WRITTEN INSTRUCTION:
Locate all lines with the word "Quintile". Copy them.

#### RECORD EXTRACTS ####

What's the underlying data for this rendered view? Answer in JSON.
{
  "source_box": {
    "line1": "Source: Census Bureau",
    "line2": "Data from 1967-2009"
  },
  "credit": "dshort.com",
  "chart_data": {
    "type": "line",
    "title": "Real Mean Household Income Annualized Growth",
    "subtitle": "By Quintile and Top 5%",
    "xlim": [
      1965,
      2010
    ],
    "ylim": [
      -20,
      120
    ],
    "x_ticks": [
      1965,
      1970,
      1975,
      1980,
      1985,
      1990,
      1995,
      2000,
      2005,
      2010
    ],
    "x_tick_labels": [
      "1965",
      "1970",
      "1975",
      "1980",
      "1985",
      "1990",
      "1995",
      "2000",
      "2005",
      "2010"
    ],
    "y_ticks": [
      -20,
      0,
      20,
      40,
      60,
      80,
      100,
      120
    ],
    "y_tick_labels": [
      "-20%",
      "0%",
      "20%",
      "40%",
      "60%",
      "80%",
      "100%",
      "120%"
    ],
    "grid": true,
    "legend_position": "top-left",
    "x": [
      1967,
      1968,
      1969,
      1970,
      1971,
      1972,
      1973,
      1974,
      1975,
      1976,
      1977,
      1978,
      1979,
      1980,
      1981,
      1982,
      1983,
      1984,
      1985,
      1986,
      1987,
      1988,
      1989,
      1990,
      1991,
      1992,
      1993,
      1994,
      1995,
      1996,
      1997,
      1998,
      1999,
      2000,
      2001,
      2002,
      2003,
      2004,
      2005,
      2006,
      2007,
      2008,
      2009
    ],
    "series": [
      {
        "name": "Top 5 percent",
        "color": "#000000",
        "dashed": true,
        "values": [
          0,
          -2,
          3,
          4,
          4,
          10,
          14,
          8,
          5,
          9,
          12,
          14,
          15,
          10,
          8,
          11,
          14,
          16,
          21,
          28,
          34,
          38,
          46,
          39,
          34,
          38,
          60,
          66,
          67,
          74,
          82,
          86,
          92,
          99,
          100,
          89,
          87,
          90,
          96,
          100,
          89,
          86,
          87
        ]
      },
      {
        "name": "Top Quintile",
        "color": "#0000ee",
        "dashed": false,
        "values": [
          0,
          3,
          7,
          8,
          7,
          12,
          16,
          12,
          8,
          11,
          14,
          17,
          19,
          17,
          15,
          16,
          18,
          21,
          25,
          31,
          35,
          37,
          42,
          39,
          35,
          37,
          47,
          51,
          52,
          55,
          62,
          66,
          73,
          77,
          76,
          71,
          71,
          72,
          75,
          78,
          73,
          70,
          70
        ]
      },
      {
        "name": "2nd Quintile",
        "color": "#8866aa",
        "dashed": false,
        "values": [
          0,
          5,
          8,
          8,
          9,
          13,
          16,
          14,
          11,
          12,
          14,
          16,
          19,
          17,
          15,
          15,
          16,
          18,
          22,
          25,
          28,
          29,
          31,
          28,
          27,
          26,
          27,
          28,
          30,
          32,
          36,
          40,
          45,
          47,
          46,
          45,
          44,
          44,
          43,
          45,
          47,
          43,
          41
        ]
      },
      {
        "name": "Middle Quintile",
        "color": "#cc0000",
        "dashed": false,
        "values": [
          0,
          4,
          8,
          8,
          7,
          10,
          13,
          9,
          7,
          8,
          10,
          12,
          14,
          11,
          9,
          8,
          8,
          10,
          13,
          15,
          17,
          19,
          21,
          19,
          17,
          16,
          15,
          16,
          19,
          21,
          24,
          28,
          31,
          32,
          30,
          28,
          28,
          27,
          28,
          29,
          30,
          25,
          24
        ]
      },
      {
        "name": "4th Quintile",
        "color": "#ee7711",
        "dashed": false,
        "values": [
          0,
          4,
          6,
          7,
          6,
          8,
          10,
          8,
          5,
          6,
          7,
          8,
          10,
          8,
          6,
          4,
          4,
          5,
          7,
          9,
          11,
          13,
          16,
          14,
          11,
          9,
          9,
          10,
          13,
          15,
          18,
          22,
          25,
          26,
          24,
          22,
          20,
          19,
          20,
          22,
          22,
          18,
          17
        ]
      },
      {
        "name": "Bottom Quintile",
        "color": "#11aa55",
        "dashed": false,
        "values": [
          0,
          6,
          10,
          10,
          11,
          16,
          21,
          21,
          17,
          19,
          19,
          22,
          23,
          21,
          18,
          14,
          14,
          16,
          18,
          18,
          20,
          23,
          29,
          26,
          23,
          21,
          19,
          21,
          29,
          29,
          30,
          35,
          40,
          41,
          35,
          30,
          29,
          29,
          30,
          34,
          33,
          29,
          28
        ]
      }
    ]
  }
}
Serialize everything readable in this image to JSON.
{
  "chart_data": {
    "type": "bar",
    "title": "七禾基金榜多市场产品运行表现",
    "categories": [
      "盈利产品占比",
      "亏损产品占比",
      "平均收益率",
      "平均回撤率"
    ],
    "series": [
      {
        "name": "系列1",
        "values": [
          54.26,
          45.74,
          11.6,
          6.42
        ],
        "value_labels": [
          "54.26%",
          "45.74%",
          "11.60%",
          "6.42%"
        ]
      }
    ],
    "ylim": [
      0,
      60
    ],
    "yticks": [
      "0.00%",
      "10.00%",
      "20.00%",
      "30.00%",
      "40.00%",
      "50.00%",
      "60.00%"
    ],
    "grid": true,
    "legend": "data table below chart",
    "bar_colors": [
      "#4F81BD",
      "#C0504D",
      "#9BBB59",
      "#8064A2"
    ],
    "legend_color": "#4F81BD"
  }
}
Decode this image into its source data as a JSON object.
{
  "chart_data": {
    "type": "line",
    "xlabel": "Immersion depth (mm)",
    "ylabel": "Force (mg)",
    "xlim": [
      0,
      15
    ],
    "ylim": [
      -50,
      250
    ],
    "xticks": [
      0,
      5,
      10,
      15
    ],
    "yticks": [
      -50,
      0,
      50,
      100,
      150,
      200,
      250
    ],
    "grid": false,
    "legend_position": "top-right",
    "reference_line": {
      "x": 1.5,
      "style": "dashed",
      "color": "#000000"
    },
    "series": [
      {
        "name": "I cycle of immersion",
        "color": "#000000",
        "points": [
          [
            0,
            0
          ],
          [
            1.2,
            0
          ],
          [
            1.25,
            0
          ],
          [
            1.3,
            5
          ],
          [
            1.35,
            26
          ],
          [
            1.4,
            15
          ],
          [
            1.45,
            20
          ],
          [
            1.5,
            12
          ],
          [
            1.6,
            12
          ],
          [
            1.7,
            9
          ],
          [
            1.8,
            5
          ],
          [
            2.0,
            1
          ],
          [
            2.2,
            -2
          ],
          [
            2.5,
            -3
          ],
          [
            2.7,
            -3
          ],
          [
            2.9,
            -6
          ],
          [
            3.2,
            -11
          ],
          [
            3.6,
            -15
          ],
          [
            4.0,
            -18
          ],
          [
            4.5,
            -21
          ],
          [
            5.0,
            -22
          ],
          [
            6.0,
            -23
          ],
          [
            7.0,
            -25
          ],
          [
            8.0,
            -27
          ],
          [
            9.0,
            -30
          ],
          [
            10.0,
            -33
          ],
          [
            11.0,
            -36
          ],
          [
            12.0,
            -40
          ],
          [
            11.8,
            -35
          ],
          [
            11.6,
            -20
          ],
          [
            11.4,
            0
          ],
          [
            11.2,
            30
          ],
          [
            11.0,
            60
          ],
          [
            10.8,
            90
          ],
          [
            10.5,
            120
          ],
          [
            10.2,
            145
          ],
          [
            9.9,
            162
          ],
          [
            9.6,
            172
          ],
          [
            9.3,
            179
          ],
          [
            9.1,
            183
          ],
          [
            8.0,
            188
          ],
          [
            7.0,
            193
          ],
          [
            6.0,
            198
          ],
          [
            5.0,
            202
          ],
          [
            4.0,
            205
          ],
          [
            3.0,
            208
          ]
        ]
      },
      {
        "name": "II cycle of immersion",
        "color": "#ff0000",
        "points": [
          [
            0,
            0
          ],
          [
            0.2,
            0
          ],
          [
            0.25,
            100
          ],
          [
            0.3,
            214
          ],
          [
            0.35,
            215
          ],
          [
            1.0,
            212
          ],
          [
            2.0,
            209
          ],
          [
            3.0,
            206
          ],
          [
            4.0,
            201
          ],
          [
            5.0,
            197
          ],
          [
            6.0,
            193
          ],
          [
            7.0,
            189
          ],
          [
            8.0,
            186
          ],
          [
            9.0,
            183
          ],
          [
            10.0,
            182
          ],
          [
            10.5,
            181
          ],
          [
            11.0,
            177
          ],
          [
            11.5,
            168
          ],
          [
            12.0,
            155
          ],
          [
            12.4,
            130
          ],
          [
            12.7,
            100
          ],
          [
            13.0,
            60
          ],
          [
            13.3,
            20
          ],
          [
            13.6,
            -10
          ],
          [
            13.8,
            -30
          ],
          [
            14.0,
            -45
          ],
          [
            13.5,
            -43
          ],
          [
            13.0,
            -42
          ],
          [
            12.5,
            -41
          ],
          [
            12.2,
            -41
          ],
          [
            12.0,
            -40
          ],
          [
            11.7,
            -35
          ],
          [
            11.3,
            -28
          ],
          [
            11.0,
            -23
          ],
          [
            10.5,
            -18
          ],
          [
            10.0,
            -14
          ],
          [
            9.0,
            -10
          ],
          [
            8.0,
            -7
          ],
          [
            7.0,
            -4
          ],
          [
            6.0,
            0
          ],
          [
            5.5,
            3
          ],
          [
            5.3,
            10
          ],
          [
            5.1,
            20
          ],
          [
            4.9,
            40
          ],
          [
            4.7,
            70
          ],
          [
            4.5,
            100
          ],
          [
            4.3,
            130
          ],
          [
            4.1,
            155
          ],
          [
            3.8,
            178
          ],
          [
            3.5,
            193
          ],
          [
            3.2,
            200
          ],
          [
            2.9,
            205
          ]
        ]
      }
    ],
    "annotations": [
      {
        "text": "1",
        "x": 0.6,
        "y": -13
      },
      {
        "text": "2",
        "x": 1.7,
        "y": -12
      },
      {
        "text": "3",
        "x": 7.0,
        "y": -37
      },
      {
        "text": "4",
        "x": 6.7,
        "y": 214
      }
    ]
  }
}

####

TASK RESULT:
    "subtitle": "By Quintile and Top 5%",
        "name": "Top Quintile",
        "name": "2nd Quintile",
        "name": "Middle Quintile",
        "name": "4th Quintile",
        "name": "Bottom Quintile",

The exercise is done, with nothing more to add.